▼▼▼
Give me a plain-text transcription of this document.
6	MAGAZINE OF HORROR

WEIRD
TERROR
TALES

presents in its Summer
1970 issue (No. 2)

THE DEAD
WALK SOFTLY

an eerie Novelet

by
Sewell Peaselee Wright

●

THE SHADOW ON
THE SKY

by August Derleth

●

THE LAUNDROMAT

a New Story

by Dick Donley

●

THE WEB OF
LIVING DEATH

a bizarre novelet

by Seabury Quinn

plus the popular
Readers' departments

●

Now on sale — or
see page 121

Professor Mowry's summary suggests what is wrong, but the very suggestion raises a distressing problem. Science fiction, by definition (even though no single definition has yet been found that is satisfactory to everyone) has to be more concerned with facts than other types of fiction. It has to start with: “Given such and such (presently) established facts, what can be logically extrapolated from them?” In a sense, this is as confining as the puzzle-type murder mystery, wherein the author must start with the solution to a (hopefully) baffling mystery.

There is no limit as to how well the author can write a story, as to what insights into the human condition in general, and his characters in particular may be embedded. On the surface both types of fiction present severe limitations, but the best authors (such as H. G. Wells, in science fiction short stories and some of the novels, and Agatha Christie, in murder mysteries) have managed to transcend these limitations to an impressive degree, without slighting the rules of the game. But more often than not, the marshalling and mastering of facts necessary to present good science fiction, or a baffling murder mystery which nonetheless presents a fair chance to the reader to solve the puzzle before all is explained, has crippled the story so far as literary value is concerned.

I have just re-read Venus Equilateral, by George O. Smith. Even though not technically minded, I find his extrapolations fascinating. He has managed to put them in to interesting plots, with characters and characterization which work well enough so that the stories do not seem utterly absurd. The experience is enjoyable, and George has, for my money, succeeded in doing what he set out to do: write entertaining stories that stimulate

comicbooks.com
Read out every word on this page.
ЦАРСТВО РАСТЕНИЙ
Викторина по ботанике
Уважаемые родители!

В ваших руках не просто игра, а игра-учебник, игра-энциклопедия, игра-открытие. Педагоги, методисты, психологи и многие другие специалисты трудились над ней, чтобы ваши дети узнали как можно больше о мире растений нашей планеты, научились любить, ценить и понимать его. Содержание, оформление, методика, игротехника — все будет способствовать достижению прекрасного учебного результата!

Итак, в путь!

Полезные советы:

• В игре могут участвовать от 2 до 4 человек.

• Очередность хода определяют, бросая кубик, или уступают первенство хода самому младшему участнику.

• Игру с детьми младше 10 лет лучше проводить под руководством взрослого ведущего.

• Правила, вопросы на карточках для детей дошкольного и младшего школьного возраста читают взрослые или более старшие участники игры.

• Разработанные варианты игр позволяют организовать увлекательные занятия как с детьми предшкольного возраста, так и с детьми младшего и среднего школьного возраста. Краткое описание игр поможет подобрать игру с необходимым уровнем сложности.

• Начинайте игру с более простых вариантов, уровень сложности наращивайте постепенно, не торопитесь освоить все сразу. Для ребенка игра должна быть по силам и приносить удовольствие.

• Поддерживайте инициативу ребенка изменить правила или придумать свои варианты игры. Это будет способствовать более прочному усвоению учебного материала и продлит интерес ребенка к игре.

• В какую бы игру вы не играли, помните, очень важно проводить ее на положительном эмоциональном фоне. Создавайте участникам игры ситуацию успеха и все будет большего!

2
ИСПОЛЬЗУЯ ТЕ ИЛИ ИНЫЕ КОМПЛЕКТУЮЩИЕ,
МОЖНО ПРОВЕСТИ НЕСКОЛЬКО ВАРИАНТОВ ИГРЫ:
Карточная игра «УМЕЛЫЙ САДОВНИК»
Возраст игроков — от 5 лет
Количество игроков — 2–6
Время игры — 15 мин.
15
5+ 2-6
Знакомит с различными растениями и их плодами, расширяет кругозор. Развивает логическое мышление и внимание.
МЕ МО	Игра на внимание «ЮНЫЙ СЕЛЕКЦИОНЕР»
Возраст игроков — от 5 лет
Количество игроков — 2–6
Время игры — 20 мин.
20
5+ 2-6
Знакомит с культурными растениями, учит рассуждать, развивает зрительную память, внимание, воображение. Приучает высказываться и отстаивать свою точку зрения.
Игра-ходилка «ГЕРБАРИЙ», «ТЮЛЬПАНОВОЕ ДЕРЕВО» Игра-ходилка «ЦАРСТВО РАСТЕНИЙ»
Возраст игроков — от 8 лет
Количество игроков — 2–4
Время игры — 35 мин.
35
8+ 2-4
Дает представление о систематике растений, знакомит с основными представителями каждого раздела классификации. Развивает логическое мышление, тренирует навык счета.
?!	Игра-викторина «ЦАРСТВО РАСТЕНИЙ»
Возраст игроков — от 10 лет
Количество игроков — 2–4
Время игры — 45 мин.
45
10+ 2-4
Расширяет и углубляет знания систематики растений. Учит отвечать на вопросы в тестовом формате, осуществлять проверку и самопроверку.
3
▲▲▲
## Job
Output an exact copy of each record.

## Completed task
Give me a plain-text transcription of this document.
6	MAGAZINE OF HORROR

WEIRD
TERROR
TALES

presents in its Summer
1970 issue (No. 2)

THE DEAD
WALK SOFTLY

an eerie Novelet

by
Sewell Peaselee Wright

●

THE SHADOW ON
THE SKY

by August Derleth

●

THE LAUNDROMAT

a New Story

by Dick Donley

●

THE WEB OF
LIVING DEATH

a bizarre novelet

by Seabury Quinn

plus the popular
Readers' departments

●

Now on sale — or
see page 121

Professor Mowry's summary suggests what is wrong, but the very suggestion raises a distressing problem. Science fiction, by definition (even though no single definition has yet been found that is satisfactory to everyone) has to be more concerned with facts than other types of fiction. It has to start with: “Given such and such (presently) established facts, what can be logically extrapolated from them?” In a sense, this is as confining as the puzzle-type murder mystery, wherein the author must start with the solution to a (hopefully) baffling mystery.

There is no limit as to how well the author can write a story, as to what insights into the human condition in general, and his characters in particular may be embedded. On the surface both types of fiction present severe limitations, but the best authors (such as H. G. Wells, in science fiction short stories and some of the novels, and Agatha Christie, in murder mysteries) have managed to transcend these limitations to an impressive degree, without slighting the rules of the game. But more often than not, the marshalling and mastering of facts necessary to present good science fiction, or a baffling murder mystery which nonetheless presents a fair chance to the reader to solve the puzzle before all is explained, has crippled the story so far as literary value is concerned.

I have just re-read Venus Equilateral, by George O. Smith. Even though not technically minded, I find his extrapolations fascinating. He has managed to put them in to interesting plots, with characters and characterization which work well enough so that the stories do not seem utterly absurd. The experience is enjoyable, and George has, for my money, succeeded in doing what he set out to do: write entertaining stories that stimulate

comicbooks.com
Read out every word on this page.
ЦАРСТВО РАСТЕНИЙ
Викторина по ботанике
Уважаемые родители!

В ваших руках не просто игра, а игра-учебник, игра-энциклопедия, игра-открытие. Педагоги, методисты, психологи и многие другие специалисты трудились над ней, чтобы ваши дети узнали как можно больше о мире растений нашей планеты, научились любить, ценить и понимать его. Содержание, оформление, методика, игротехника — все будет способствовать достижению прекрасного учебного результата!

Итак, в путь!

Полезные советы:

• В игре могут участвовать от 2 до 4 человек.

• Очередность хода определяют, бросая кубик, или уступают первенство хода самому младшему участнику.

• Игру с детьми младше 10 лет лучше проводить под руководством взрослого ведущего.

• Правила, вопросы на карточках для детей дошкольного и младшего школьного возраста читают взрослые или более старшие участники игры.

• Разработанные варианты игр позволяют организовать увлекательные занятия как с детьми предшкольного возраста, так и с детьми младшего и среднего школьного возраста. Краткое описание игр поможет подобрать игру с необходимым уровнем сложности.

• Начинайте игру с более простых вариантов, уровень сложности наращивайте постепенно, не торопитесь освоить все сразу. Для ребенка игра должна быть по силам и приносить удовольствие.

• Поддерживайте инициативу ребенка изменить правила или придумать свои варианты игры. Это будет способствовать более прочному усвоению учебного материала и продлит интерес ребенка к игре.

• В какую бы игру вы не играли, помните, очень важно проводить ее на положительном эмоциональном фоне. Создавайте участникам игры ситуацию успеха и все будет большего!

2
ИСПОЛЬЗУЯ ТЕ ИЛИ ИНЫЕ КОМПЛЕКТУЮЩИЕ,
МОЖНО ПРОВЕСТИ НЕСКОЛЬКО ВАРИАНТОВ ИГРЫ:
Карточная игра «УМЕЛЫЙ САДОВНИК»
Возраст игроков — от 5 лет
Количество игроков — 2–6
Время игры — 15 мин.
15
5+ 2-6
Знакомит с различными растениями и их плодами, расширяет кругозор. Развивает логическое мышление и внимание.
МЕ МО	Игра на внимание «ЮНЫЙ СЕЛЕКЦИОНЕР»
Возраст игроков — от 5 лет
Количество игроков — 2–6
Время игры — 20 мин.
20
5+ 2-6
Знакомит с культурными растениями, учит рассуждать, развивает зрительную память, внимание, воображение. Приучает высказываться и отстаивать свою точку зрения.
Игра-ходилка «ГЕРБАРИЙ», «ТЮЛЬПАНОВОЕ ДЕРЕВО» Игра-ходилка «ЦАРСТВО РАСТЕНИЙ»
Возраст игроков — от 8 лет
Количество игроков — 2–4
Время игры — 35 мин.
35
8+ 2-4
Дает представление о систематике растений, знакомит с основными представителями каждого раздела классификации. Развивает логическое мышление, тренирует навык счета.
?!	Игра-викторина «ЦАРСТВО РАСТЕНИЙ»
Возраст игроков — от 10 лет
Количество игроков — 2–4
Время игры — 45 мин.
45
10+ 2-4
Расширяет и углубляет знания систематики растений. Учит отвечать на вопросы в тестовом формате, осуществлять проверку и самопроверку.
3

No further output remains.